EXERCISE DIRECTIONS: Copy each line holding the string "καταβάλεις".

[START AVAILABLE RECORDS]

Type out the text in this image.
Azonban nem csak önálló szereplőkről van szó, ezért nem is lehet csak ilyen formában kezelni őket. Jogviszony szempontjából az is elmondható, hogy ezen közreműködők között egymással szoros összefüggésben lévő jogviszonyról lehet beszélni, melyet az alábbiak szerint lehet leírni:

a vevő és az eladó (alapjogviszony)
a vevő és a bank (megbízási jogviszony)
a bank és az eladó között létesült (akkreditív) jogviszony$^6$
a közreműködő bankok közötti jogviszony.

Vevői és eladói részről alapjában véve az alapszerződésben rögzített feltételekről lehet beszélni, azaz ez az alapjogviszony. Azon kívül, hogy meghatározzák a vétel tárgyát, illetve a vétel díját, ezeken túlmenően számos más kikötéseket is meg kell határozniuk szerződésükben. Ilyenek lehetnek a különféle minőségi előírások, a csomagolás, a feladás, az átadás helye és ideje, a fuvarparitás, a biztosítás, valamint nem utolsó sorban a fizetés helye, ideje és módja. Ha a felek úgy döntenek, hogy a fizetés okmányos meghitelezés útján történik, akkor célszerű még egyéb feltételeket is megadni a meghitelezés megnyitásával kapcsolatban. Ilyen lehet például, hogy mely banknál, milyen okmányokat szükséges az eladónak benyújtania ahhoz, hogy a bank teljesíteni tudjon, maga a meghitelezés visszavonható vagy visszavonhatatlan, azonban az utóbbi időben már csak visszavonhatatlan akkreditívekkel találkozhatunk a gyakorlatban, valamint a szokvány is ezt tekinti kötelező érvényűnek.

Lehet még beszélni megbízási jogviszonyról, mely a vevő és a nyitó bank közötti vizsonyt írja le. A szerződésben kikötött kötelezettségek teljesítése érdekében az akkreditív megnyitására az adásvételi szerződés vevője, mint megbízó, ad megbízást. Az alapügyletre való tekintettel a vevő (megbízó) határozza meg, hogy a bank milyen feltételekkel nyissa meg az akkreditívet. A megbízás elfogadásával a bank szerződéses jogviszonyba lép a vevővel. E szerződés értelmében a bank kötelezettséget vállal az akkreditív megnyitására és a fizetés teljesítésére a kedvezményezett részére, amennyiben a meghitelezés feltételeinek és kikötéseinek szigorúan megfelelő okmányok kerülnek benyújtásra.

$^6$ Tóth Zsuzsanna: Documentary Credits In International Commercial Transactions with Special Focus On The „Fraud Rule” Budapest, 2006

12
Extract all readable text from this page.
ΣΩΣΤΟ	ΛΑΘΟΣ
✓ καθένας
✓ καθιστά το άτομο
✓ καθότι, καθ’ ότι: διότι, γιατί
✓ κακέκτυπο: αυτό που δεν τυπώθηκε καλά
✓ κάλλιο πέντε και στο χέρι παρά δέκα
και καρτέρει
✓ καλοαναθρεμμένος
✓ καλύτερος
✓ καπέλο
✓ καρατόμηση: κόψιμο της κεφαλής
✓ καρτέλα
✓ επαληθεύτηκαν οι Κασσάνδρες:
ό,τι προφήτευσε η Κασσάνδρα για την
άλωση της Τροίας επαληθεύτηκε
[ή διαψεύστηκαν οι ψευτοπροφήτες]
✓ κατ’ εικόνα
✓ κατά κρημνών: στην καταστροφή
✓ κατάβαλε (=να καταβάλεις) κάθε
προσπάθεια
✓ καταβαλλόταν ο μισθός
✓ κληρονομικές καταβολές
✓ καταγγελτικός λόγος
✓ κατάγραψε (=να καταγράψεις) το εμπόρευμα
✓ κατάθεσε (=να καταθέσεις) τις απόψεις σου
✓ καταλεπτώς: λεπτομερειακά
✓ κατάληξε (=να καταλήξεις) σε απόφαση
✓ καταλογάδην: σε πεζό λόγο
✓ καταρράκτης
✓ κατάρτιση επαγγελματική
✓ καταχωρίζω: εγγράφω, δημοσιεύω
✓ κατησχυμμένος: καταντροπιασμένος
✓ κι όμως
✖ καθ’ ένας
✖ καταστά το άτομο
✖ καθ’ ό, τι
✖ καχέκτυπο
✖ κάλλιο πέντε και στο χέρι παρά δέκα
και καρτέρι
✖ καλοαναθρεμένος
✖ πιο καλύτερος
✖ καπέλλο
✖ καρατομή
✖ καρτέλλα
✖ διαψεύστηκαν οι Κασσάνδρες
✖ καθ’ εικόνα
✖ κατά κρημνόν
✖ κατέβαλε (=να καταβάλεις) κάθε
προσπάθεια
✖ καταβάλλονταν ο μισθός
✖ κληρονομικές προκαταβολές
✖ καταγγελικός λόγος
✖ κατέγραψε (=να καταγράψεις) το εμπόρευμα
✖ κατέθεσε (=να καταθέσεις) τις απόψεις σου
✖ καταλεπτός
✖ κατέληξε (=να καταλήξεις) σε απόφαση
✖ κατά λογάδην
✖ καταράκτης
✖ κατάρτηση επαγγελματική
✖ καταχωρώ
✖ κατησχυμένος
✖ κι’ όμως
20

[END AVAILABLE RECORDS]

TASK RESPONSE:
✓ κατάβαλε (=να καταβάλεις) κάθε
✖ κατέβαλε (=να καταβάλεις) κάθε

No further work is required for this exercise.